Data:
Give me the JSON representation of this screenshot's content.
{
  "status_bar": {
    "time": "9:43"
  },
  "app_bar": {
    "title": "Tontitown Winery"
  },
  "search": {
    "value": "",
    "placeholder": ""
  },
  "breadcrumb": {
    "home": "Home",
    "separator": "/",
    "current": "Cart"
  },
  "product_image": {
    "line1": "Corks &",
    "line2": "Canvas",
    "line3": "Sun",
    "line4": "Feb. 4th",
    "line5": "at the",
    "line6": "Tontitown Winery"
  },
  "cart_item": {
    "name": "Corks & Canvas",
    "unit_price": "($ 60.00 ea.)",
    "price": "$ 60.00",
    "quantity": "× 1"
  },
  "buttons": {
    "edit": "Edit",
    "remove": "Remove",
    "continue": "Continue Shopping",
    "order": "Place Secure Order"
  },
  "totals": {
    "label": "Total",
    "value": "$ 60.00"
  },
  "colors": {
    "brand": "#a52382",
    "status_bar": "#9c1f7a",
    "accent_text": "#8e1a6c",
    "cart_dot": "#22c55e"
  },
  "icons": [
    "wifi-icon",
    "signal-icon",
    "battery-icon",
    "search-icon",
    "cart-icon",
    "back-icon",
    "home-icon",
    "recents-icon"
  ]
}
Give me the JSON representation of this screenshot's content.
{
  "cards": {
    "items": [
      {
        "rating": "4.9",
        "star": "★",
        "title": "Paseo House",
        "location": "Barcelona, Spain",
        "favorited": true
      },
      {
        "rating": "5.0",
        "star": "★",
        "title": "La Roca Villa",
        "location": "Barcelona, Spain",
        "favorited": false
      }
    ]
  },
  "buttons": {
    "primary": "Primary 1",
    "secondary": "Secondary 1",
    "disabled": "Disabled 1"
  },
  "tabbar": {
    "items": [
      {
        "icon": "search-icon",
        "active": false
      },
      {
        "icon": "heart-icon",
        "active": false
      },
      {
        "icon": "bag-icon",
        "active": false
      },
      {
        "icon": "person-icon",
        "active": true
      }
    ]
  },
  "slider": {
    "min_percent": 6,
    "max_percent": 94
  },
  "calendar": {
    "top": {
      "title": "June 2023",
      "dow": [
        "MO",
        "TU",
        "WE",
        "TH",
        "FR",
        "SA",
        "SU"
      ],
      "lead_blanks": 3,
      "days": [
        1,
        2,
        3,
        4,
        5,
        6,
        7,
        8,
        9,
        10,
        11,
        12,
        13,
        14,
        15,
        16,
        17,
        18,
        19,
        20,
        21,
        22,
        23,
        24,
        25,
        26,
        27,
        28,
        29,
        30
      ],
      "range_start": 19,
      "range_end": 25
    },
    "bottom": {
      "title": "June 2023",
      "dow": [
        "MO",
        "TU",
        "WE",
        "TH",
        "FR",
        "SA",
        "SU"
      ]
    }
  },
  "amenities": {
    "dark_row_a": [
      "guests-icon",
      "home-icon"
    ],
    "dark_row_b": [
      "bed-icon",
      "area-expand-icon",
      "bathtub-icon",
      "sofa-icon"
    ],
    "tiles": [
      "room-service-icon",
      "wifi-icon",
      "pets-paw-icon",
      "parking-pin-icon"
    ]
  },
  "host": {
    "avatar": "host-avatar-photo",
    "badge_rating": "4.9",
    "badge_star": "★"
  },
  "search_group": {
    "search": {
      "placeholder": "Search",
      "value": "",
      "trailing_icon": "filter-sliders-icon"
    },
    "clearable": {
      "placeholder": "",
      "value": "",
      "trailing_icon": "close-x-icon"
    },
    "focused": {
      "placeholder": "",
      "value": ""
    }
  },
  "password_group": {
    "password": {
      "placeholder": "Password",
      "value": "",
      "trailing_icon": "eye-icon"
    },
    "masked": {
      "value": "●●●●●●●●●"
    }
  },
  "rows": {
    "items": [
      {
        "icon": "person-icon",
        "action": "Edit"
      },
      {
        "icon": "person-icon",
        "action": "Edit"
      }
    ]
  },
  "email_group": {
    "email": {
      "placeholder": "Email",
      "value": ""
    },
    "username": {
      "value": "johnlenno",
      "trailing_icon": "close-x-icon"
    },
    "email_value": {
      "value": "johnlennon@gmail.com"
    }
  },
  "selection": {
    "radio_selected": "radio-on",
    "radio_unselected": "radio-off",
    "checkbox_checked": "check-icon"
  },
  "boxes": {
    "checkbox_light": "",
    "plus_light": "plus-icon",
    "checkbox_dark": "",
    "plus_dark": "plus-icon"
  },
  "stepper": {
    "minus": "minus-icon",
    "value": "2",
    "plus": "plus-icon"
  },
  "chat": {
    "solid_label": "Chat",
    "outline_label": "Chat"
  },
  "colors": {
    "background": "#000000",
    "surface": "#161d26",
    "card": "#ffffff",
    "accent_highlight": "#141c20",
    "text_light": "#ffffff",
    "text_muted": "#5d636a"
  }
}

Exercise goal:
Copy out each record exactly as given, omitting none.

Final result:
Give me the JSON representation of this screenshot's content.
{
  "status_bar": {
    "time": "9:43"
  },
  "app_bar": {
    "title": "Tontitown Winery"
  },
  "search": {
    "value": "",
    "placeholder": ""
  },
  "breadcrumb": {
    "home": "Home",
    "separator": "/",
    "current": "Cart"
  },
  "product_image": {
    "line1": "Corks &",
    "line2": "Canvas",
    "line3": "Sun",
    "line4": "Feb. 4th",
    "line5": "at the",
    "line6": "Tontitown Winery"
  },
  "cart_item": {
    "name": "Corks & Canvas",
    "unit_price": "($ 60.00 ea.)",
    "price": "$ 60.00",
    "quantity": "× 1"
  },
  "buttons": {
    "edit": "Edit",
    "remove": "Remove",
    "continue": "Continue Shopping",
    "order": "Place Secure Order"
  },
  "totals": {
    "label": "Total",
    "value": "$ 60.00"
  },
  "colors": {
    "brand": "#a52382",
    "status_bar": "#9c1f7a",
    "accent_text": "#8e1a6c",
    "cart_dot": "#22c55e"
  },
  "icons": [
    "wifi-icon",
    "signal-icon",
    "battery-icon",
    "search-icon",
    "cart-icon",
    "back-icon",
    "home-icon",
    "recents-icon"
  ]
}
Give me the JSON representation of this screenshot's content.
{
  "cards": {
    "items": [
      {
        "rating": "4.9",
        "star": "★",
        "title": "Paseo House",
        "location": "Barcelona, Spain",
        "favorited": true
      },
      {
        "rating": "5.0",
        "star": "★",
        "title": "La Roca Villa",
        "location": "Barcelona, Spain",
        "favorited": false
      }
    ]
  },
  "buttons": {
    "primary": "Primary 1",
    "secondary": "Secondary 1",
    "disabled": "Disabled 1"
  },
  "tabbar": {
    "items": [
      {
        "icon": "search-icon",
        "active": false
      },
      {
        "icon": "heart-icon",
        "active": false
      },
      {
        "icon": "bag-icon",
        "active": false
      },
      {
        "icon": "person-icon",
        "active": true
      }
    ]
  },
  "slider": {
    "min_percent": 6,
    "max_percent": 94
  },
  "calendar": {
    "top": {
      "title": "June 2023",
      "dow": [
        "MO",
        "TU",
        "WE",
        "TH",
        "FR",
        "SA",
        "SU"
      ],
      "lead_blanks": 3,
      "days": [
        1,
        2,
        3,
        4,
        5,
        6,
        7,
        8,
        9,
        10,
        11,
        12,
        13,
        14,
        15,
        16,
        17,
        18,
        19,
        20,
        21,
        22,
        23,
        24,
        25,
        26,
        27,
        28,
        29,
        30
      ],
      "range_start": 19,
      "range_end": 25
    },
    "bottom": {
      "title": "June 2023",
      "dow": [
        "MO",
        "TU",
        "WE",
        "TH",
        "FR",
        "SA",
        "SU"
      ]
    }
  },
  "amenities": {
    "dark_row_a": [
      "guests-icon",
      "home-icon"
    ],
    "dark_row_b": [
      "bed-icon",
      "area-expand-icon",
      "bathtub-icon",
      "sofa-icon"
    ],
    "tiles": [
      "room-service-icon",
      "wifi-icon",
      "pets-paw-icon",
      "parking-pin-icon"
    ]
  },
  "host": {
    "avatar": "host-avatar-photo",
    "badge_rating": "4.9",
    "badge_star": "★"
  },
  "search_group": {
    "search": {
      "placeholder": "Search",
      "value": "",
      "trailing_icon": "filter-sliders-icon"
    },
    "clearable": {
      "placeholder": "",
      "value": "",
      "trailing_icon": "close-x-icon"
    },
    "focused": {
      "placeholder": "",
      "value": ""
    }
  },
  "password_group": {
    "password": {
      "placeholder": "Password",
      "value": "",
      "trailing_icon": "eye-icon"
    },
    "masked": {
      "value": "●●●●●●●●●"
    }
  },
  "rows": {
    "items": [
      {
        "icon": "person-icon",
        "action": "Edit"
      },
      {
        "icon": "person-icon",
        "action": "Edit"
      }
    ]
  },
  "email_group": {
    "email": {
      "placeholder": "Email",
      "value": ""
    },
    "username": {
      "value": "johnlenno",
      "trailing_icon": "close-x-icon"
    },
    "email_value": {
      "value": "johnlennon@gmail.com"
    }
  },
  "selection": {
    "radio_selected": "radio-on",
    "radio_unselected": "radio-off",
    "checkbox_checked": "check-icon"
  },
  "boxes": {
    "checkbox_light": "",
    "plus_light": "plus-icon",
    "checkbox_dark": "",
    "plus_dark": "plus-icon"
  },
  "stepper": {
    "minus": "minus-icon",
    "value": "2",
    "plus": "plus-icon"
  },
  "chat": {
    "solid_label": "Chat",
    "outline_label": "Chat"
  },
  "colors": {
    "background": "#000000",
    "surface": "#161d26",
    "card": "#ffffff",
    "accent_highlight": "#141c20",
    "text_light": "#ffffff",
    "text_muted": "#5d636a"
  }
}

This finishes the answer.